CHALLENGE:
Write out each line that follows exactly as it stands, without the pictures.

== EXTRACTED RECORDS ==

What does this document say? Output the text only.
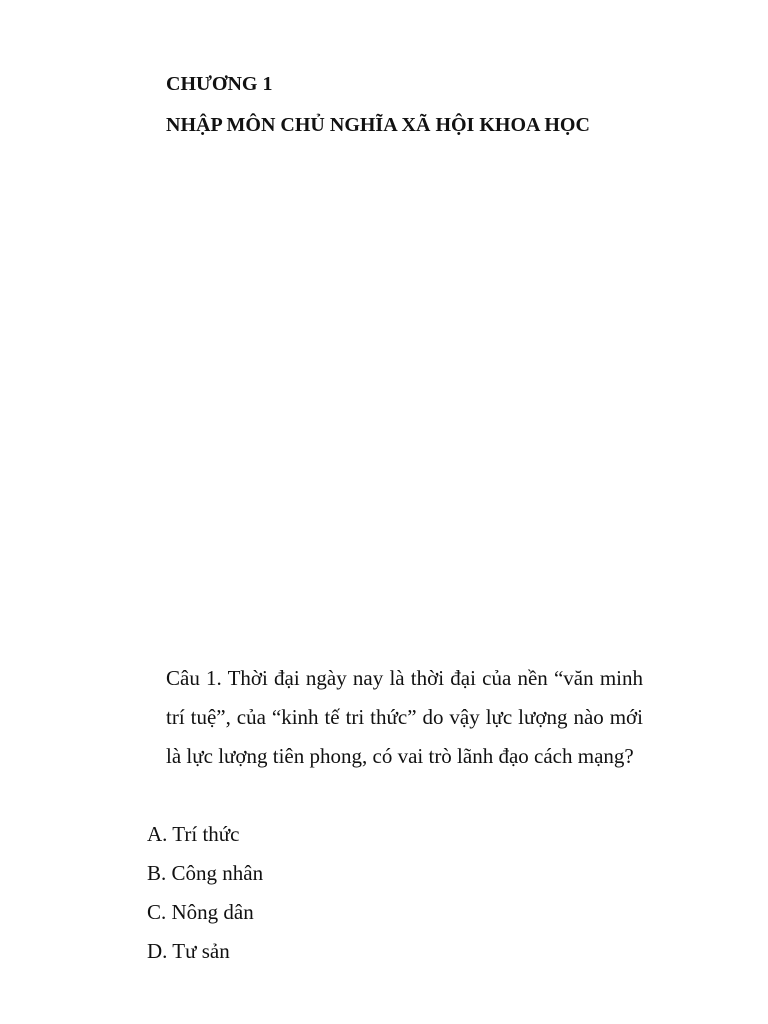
CHƯƠNG 1
NHẬP MÔN CHỦ NGHĨA XÃ HỘI KHOA HỌC

Câu 1. Thời đại ngày nay là thời đại của nền “văn minh trí tuệ”, của “kinh tế tri thức” do vậy lực lượng nào mới là lực lượng tiên phong, có vai trò lãnh đạo cách mạng?

A. Trí thức
B. Công nhân
C. Nông dân
D. Tư sản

===

WRITTEN RESPONSE:
What does this document say? Output the text only.
CHƯƠNG 1
NHẬP MÔN CHỦ NGHĨA XÃ HỘI KHOA HỌC

Câu 1. Thời đại ngày nay là thời đại của nền “văn minh trí tuệ”, của “kinh tế tri thức” do vậy lực lượng nào mới là lực lượng tiên phong, có vai trò lãnh đạo cách mạng?

A. Trí thức
B. Công nhân
C. Nông dân
D. Tư sản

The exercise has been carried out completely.